To be done >> Narrow the data below down to the lines containing "title".

Material supplied >>
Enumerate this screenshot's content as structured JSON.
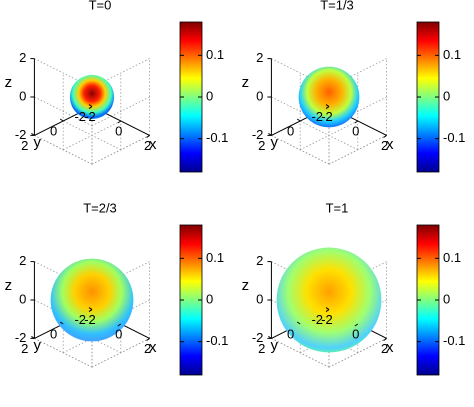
{
  "chart_data": [
    {
      "type": "sphere",
      "title": "T=0",
      "xlabel": "x",
      "ylabel": "y",
      "zlabel": "z",
      "xlim": [
        -2,
        2
      ],
      "ylim": [
        -2,
        2
      ],
      "zlim": [
        -2,
        2
      ],
      "xticks": [
        -2,
        0,
        2
      ],
      "yticks": [
        -2,
        0,
        2
      ],
      "zticks": [
        -2,
        0,
        2
      ],
      "radius": 0.8,
      "colormap": "jet",
      "clim": [
        -0.18,
        0.18
      ],
      "cticks": [
        -0.1,
        0,
        0.1
      ]
    },
    {
      "type": "sphere",
      "title": "T=1/3",
      "xlabel": "x",
      "ylabel": "y",
      "zlabel": "z",
      "xlim": [
        -2,
        2
      ],
      "ylim": [
        -2,
        2
      ],
      "zlim": [
        -2,
        2
      ],
      "xticks": [
        -2,
        0,
        2
      ],
      "yticks": [
        -2,
        0,
        2
      ],
      "zticks": [
        -2,
        0,
        2
      ],
      "radius": 1.1,
      "colormap": "jet",
      "clim": [
        -0.18,
        0.18
      ],
      "cticks": [
        -0.1,
        0,
        0.1
      ]
    },
    {
      "type": "sphere",
      "title": "T=2/3",
      "xlabel": "x",
      "ylabel": "y",
      "zlabel": "z",
      "xlim": [
        -2,
        2
      ],
      "ylim": [
        -2,
        2
      ],
      "zlim": [
        -2,
        2
      ],
      "xticks": [
        -2,
        0,
        2
      ],
      "yticks": [
        -2,
        0,
        2
      ],
      "zticks": [
        -2,
        0,
        2
      ],
      "radius": 1.5,
      "colormap": "jet",
      "clim": [
        -0.18,
        0.18
      ],
      "cticks": [
        -0.1,
        0,
        0.1
      ]
    },
    {
      "type": "sphere",
      "title": "T=1",
      "xlabel": "x",
      "ylabel": "y",
      "zlabel": "z",
      "xlim": [
        -2,
        2
      ],
      "ylim": [
        -2,
        2
      ],
      "zlim": [
        -2,
        2
      ],
      "xticks": [
        -2,
        0,
        2
      ],
      "yticks": [
        -2,
        0,
        2
      ],
      "zticks": [
        -2,
        0,
        2
      ],
      "radius": 1.9,
      "colormap": "jet",
      "clim": [
        -0.18,
        0.18
      ],
      "cticks": [
        -0.1,
        0,
        0.1
      ]
    }
  ]
}
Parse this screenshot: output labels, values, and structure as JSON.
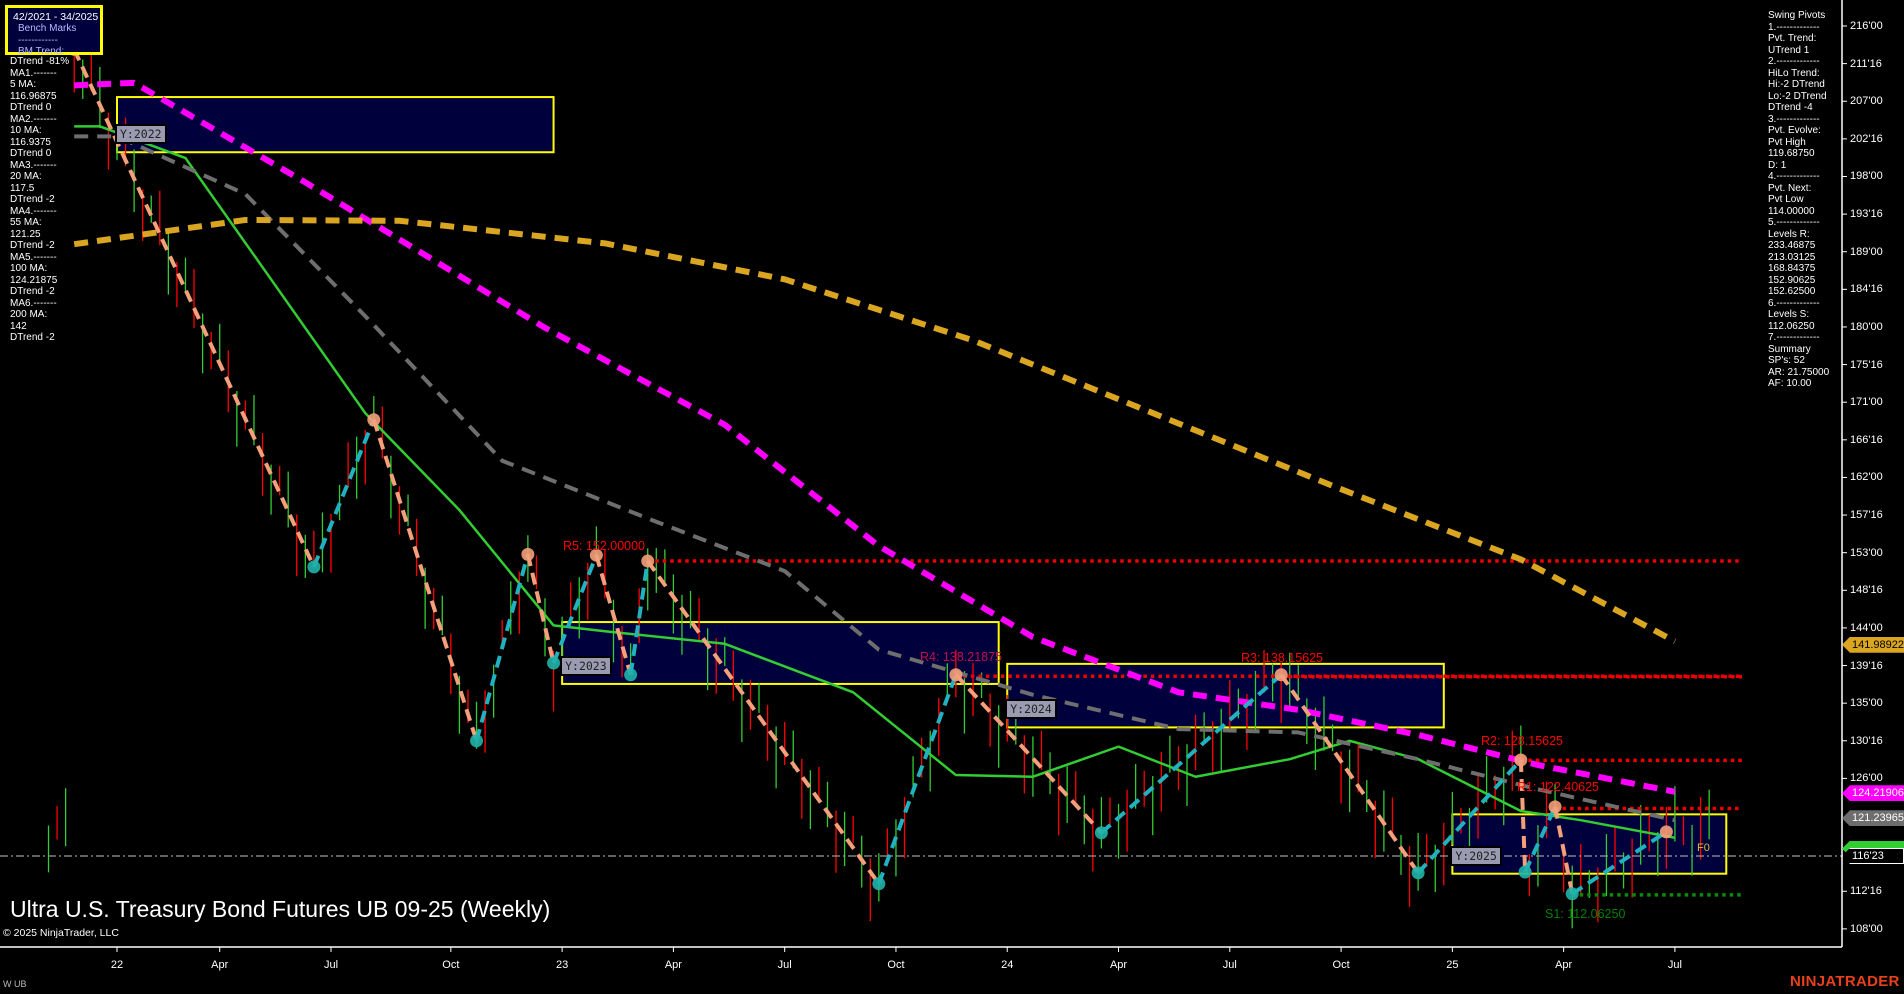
{
  "window": {
    "title": "Ultra U.S. Treasury Bond Futures UB 09-25 (Weekly)",
    "copyright": "© 2025 NinjaTrader, LLC",
    "instrument_tag": "W UB",
    "logo": "NINJATRADER"
  },
  "bench_box": {
    "range": "42/2021 - 34/2025",
    "lines": [
      "Bench Marks",
      "------------",
      "BM Trend:"
    ]
  },
  "left_panel": [
    "DTrend -81%",
    "MA1.-------",
    "5 MA:",
    "116.96875",
    "DTrend 0",
    "MA2.-------",
    "10 MA:",
    "116.9375",
    "DTrend 0",
    "MA3.-------",
    "20 MA:",
    "117.5",
    "DTrend -2",
    "MA4.-------",
    "55 MA:",
    "121.25",
    "DTrend -2",
    "MA5.-------",
    "100 MA:",
    "124.21875",
    "DTrend -2",
    "MA6.-------",
    "200 MA:",
    "142",
    "DTrend -2"
  ],
  "right_panel": [
    "Swing Pivots",
    "1.-------------",
    "Pvt. Trend:",
    "UTrend 1",
    "2.-------------",
    "HiLo Trend:",
    "Hi:-2 DTrend",
    "Lo:-2 DTrend",
    "DTrend -4",
    "3.-------------",
    "Pvt. Evolve:",
    "Pvt High",
    "119.68750",
    "D: 1",
    "4.-------------",
    "Pvt. Next:",
    "Pvt Low",
    "114.00000",
    "5.-------------",
    "Levels R:",
    "233.46875",
    "213.03125",
    "168.84375",
    "152.90625",
    "152.62500",
    "6.-------------",
    "Levels S:",
    "112.06250",
    "7.-------------",
    "Summary",
    "SP's: 52",
    "AR: 21.75000",
    "AF: 10.00"
  ],
  "chart_data": {
    "type": "line",
    "title": "Ultra U.S. Treasury Bond Futures UB 09-25 (Weekly)",
    "x_axis": {
      "start": "42/2021",
      "end": "34/2025",
      "ticks": [
        {
          "label": "22",
          "week": 11
        },
        {
          "label": "Apr",
          "week": 23
        },
        {
          "label": "Jul",
          "week": 36
        },
        {
          "label": "Oct",
          "week": 50
        },
        {
          "label": "23",
          "week": 63
        },
        {
          "label": "Apr",
          "week": 76
        },
        {
          "label": "Jul",
          "week": 89
        },
        {
          "label": "Oct",
          "week": 102
        },
        {
          "label": "24",
          "week": 115
        },
        {
          "label": "Apr",
          "week": 128
        },
        {
          "label": "Jul",
          "week": 141
        },
        {
          "label": "Oct",
          "week": 154
        },
        {
          "label": "25",
          "week": 167
        },
        {
          "label": "Apr",
          "week": 180
        },
        {
          "label": "Jul",
          "week": 193
        }
      ]
    },
    "y_axis": {
      "range": [
        104,
        219
      ],
      "ticks": [
        {
          "label": "216'00",
          "value": 216
        },
        {
          "label": "211'16",
          "value": 211.5
        },
        {
          "label": "207'00",
          "value": 207
        },
        {
          "label": "202'16",
          "value": 202.5
        },
        {
          "label": "198'00",
          "value": 198
        },
        {
          "label": "193'16",
          "value": 193.5
        },
        {
          "label": "189'00",
          "value": 189
        },
        {
          "label": "184'16",
          "value": 184.5
        },
        {
          "label": "180'00",
          "value": 180
        },
        {
          "label": "175'16",
          "value": 175.5
        },
        {
          "label": "171'00",
          "value": 171
        },
        {
          "label": "166'16",
          "value": 166.5
        },
        {
          "label": "162'00",
          "value": 162
        },
        {
          "label": "157'16",
          "value": 157.5
        },
        {
          "label": "153'00",
          "value": 153
        },
        {
          "label": "148'16",
          "value": 148.5
        },
        {
          "label": "144'00",
          "value": 144
        },
        {
          "label": "139'16",
          "value": 139.5
        },
        {
          "label": "135'00",
          "value": 135
        },
        {
          "label": "130'16",
          "value": 130.5
        },
        {
          "label": "126'00",
          "value": 126
        },
        {
          "label": "112'16",
          "value": 112.5
        },
        {
          "label": "108'00",
          "value": 108
        }
      ]
    },
    "price_markers": [
      {
        "label": "141.98922",
        "value": 141.98922,
        "color": "#daa520",
        "text_color": "#000000"
      },
      {
        "label": "124.21906",
        "value": 124.21906,
        "color": "#ff00ff",
        "text_color": "#ffffff"
      },
      {
        "label": "121.23965",
        "value": 121.23965,
        "color": "#6e6e6e",
        "text_color": "#ffffff"
      },
      {
        "label": "",
        "value": 117.6,
        "color": "#32cd32",
        "text_color": "#ffffff"
      },
      {
        "label": "116'23",
        "value": 116.71875,
        "color": "#000000",
        "text_color": "#ffffff"
      }
    ],
    "current_price": 116.71875,
    "series": [
      {
        "name": "20 MA",
        "color": "#32cd32",
        "style": "solid",
        "points": [
          [
            6,
            204
          ],
          [
            9,
            204
          ],
          [
            19,
            200.2
          ],
          [
            27,
            188.6
          ],
          [
            40,
            169.7
          ],
          [
            51,
            158.1
          ],
          [
            62,
            144.3
          ],
          [
            68,
            143.6
          ],
          [
            82,
            142.1
          ],
          [
            97,
            136.3
          ],
          [
            109,
            126.4
          ],
          [
            118,
            126.2
          ],
          [
            128,
            129.8
          ],
          [
            137,
            126.2
          ],
          [
            148,
            128.3
          ],
          [
            155,
            130.5
          ],
          [
            163,
            128.3
          ],
          [
            175,
            122.1
          ],
          [
            182,
            121
          ],
          [
            193,
            118.9
          ]
        ]
      },
      {
        "name": "55 MA",
        "color": "#6e6e6e",
        "style": "dashed",
        "points": [
          [
            6,
            202.8
          ],
          [
            11,
            202.8
          ],
          [
            26,
            195.9
          ],
          [
            40,
            181.3
          ],
          [
            56,
            164
          ],
          [
            74,
            156.7
          ],
          [
            89,
            150.8
          ],
          [
            100,
            141.4
          ],
          [
            118,
            136
          ],
          [
            135,
            131.9
          ],
          [
            149,
            131.5
          ],
          [
            163,
            128.3
          ],
          [
            177,
            124.7
          ],
          [
            193,
            121
          ]
        ]
      },
      {
        "name": "100 MA",
        "color": "#ff00ff",
        "style": "dashed",
        "points": [
          [
            6,
            208.9
          ],
          [
            13,
            209.2
          ],
          [
            33,
            197.3
          ],
          [
            61,
            179.9
          ],
          [
            82,
            168.3
          ],
          [
            100,
            153.8
          ],
          [
            118,
            142.9
          ],
          [
            135,
            136.3
          ],
          [
            149,
            134.2
          ],
          [
            163,
            131.2
          ],
          [
            177,
            127.6
          ],
          [
            193,
            124.4
          ]
        ]
      },
      {
        "name": "200 MA",
        "color": "#daa520",
        "style": "dashed",
        "points": [
          [
            6,
            189.9
          ],
          [
            26,
            192.8
          ],
          [
            44,
            192.7
          ],
          [
            68,
            190
          ],
          [
            89,
            185.7
          ],
          [
            111,
            178.4
          ],
          [
            132,
            169.7
          ],
          [
            153,
            161
          ],
          [
            175,
            152.2
          ],
          [
            193,
            142.4
          ]
        ]
      }
    ],
    "swing_pivots": [
      {
        "week": 6,
        "price": 213.2,
        "type": "high"
      },
      {
        "week": 34,
        "price": 151.3,
        "type": "low"
      },
      {
        "week": 41,
        "price": 168.9,
        "type": "high"
      },
      {
        "week": 53,
        "price": 130.5,
        "type": "low"
      },
      {
        "week": 59,
        "price": 152.8,
        "type": "high"
      },
      {
        "week": 62,
        "price": 139.8,
        "type": "low"
      },
      {
        "week": 67,
        "price": 152.7,
        "type": "high"
      },
      {
        "week": 71,
        "price": 138.4,
        "type": "low"
      },
      {
        "week": 73,
        "price": 152.0,
        "type": "high"
      },
      {
        "week": 100,
        "price": 113.4,
        "type": "low"
      },
      {
        "week": 109,
        "price": 138.4,
        "type": "high"
      },
      {
        "week": 126,
        "price": 119.5,
        "type": "low"
      },
      {
        "week": 147,
        "price": 138.4,
        "type": "high"
      },
      {
        "week": 163,
        "price": 114.7,
        "type": "low"
      },
      {
        "week": 175,
        "price": 128.2,
        "type": "high"
      },
      {
        "week": 175.5,
        "price": 114.8,
        "type": "low"
      },
      {
        "week": 179,
        "price": 122.6,
        "type": "high"
      },
      {
        "week": 181,
        "price": 112.2,
        "type": "low"
      },
      {
        "week": 192,
        "price": 119.6,
        "type": "high"
      }
    ],
    "levels": [
      {
        "label": "R5: 152.00000",
        "value": 152.0,
        "from_week": 73,
        "color": "#ff0000"
      },
      {
        "label": "R4: 138.21875",
        "value": 138.21875,
        "from_week": 109,
        "color": "#c0104a"
      },
      {
        "label": "R3: 138.15625",
        "value": 138.15625,
        "from_week": 147,
        "color": "#ff0000"
      },
      {
        "label": "R2: 128.15625",
        "value": 128.15625,
        "from_week": 175,
        "color": "#ff0000"
      },
      {
        "label": "R1: 122.40625",
        "value": 122.40625,
        "from_week": 179,
        "color": "#ff0000"
      },
      {
        "label": "S1: 112.06250",
        "value": 112.0625,
        "from_week": 181,
        "color": "#008000"
      }
    ],
    "year_boxes": [
      {
        "label": "Y:2022",
        "from_week": 11,
        "to_week": 62,
        "high": 207.5,
        "low": 200.9
      },
      {
        "label": "Y:2023",
        "from_week": 63,
        "to_week": 114,
        "high": 144.7,
        "low": 137.3
      },
      {
        "label": "Y:2024",
        "from_week": 115,
        "to_week": 166,
        "high": 139.7,
        "low": 132.1
      },
      {
        "label": "Y:2025",
        "from_week": 167,
        "to_week": 199,
        "high": 121.7,
        "low": 114.6
      }
    ],
    "f0_label": "F0",
    "grid": false
  },
  "colors": {
    "background": "#000000",
    "year_box_fill": "#00003c",
    "year_box_border": "#ffff00",
    "pivot_high": "#f4a07a",
    "pivot_low": "#20b2aa",
    "up_bar": "#32cd32",
    "down_bar": "#ff0000"
  }
}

Solution for this exercise >>
      "title": "T=0",
      "title": "T=1/3",
      "title": "T=2/3",
      "title": "T=1",
    "title": "Ultra U.S. Treasury Bond Futures UB 09-25 (Weekly)",
    "title": "Ultra U.S. Treasury Bond Futures UB 09-25 (Weekly)",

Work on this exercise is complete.